DATA SUPPLIED:
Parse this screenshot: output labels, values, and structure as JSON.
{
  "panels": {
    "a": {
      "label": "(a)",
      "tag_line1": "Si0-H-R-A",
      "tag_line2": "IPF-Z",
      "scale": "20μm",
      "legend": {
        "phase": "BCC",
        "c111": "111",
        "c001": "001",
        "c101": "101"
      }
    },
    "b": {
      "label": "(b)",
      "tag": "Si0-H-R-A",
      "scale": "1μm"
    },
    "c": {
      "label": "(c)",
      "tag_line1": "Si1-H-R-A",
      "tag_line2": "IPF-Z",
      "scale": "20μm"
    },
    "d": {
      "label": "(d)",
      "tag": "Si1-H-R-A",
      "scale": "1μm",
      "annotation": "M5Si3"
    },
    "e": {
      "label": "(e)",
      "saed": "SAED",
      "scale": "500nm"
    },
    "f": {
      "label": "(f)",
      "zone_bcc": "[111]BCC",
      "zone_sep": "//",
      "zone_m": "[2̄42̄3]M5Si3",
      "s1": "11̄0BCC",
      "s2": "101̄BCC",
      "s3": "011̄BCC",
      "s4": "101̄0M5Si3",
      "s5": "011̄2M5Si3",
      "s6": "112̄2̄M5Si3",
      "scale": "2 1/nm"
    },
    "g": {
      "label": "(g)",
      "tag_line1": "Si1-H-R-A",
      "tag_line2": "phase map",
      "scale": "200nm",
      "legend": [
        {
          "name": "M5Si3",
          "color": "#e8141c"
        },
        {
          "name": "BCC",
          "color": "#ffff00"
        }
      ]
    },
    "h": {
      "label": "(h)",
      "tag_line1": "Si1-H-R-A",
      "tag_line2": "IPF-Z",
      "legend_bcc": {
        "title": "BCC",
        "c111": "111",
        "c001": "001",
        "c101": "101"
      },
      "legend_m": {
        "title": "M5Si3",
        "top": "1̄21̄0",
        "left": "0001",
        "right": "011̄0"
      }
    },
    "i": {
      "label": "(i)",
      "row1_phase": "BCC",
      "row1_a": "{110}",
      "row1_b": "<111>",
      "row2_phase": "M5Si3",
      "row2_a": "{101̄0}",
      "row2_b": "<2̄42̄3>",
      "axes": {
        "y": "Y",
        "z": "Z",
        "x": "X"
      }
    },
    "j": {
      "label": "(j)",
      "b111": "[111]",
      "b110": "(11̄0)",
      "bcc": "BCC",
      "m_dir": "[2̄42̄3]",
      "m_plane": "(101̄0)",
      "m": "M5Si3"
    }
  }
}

DESCRIPTION OF THE TASK: Write an exact transcription of every entry above.

TASK OUTPUT:
Parse this screenshot: output labels, values, and structure as JSON.
{
  "panels": {
    "a": {
      "label": "(a)",
      "tag_line1": "Si0-H-R-A",
      "tag_line2": "IPF-Z",
      "scale": "20μm",
      "legend": {
        "phase": "BCC",
        "c111": "111",
        "c001": "001",
        "c101": "101"
      }
    },
    "b": {
      "label": "(b)",
      "tag": "Si0-H-R-A",
      "scale": "1μm"
    },
    "c": {
      "label": "(c)",
      "tag_line1": "Si1-H-R-A",
      "tag_line2": "IPF-Z",
      "scale": "20μm"
    },
    "d": {
      "label": "(d)",
      "tag": "Si1-H-R-A",
      "scale": "1μm",
      "annotation": "M5Si3"
    },
    "e": {
      "label": "(e)",
      "saed": "SAED",
      "scale": "500nm"
    },
    "f": {
      "label": "(f)",
      "zone_bcc": "[111]BCC",
      "zone_sep": "//",
      "zone_m": "[2̄42̄3]M5Si3",
      "s1": "11̄0BCC",
      "s2": "101̄BCC",
      "s3": "011̄BCC",
      "s4": "101̄0M5Si3",
      "s5": "011̄2M5Si3",
      "s6": "112̄2̄M5Si3",
      "scale": "2 1/nm"
    },
    "g": {
      "label": "(g)",
      "tag_line1": "Si1-H-R-A",
      "tag_line2": "phase map",
      "scale": "200nm",
      "legend": [
        {
          "name": "M5Si3",
          "color": "#e8141c"
        },
        {
          "name": "BCC",
          "color": "#ffff00"
        }
      ]
    },
    "h": {
      "label": "(h)",
      "tag_line1": "Si1-H-R-A",
      "tag_line2": "IPF-Z",
      "legend_bcc": {
        "title": "BCC",
        "c111": "111",
        "c001": "001",
        "c101": "101"
      },
      "legend_m": {
        "title": "M5Si3",
        "top": "1̄21̄0",
        "left": "0001",
        "right": "011̄0"
      }
    },
    "i": {
      "label": "(i)",
      "row1_phase": "BCC",
      "row1_a": "{110}",
      "row1_b": "<111>",
      "row2_phase": "M5Si3",
      "row2_a": "{101̄0}",
      "row2_b": "<2̄42̄3>",
      "axes": {
        "y": "Y",
        "z": "Z",
        "x": "X"
      }
    },
    "j": {
      "label": "(j)",
      "b111": "[111]",
      "b110": "(11̄0)",
      "bcc": "BCC",
      "m_dir": "[2̄42̄3]",
      "m_plane": "(101̄0)",
      "m": "M5Si3"
    }
  }
}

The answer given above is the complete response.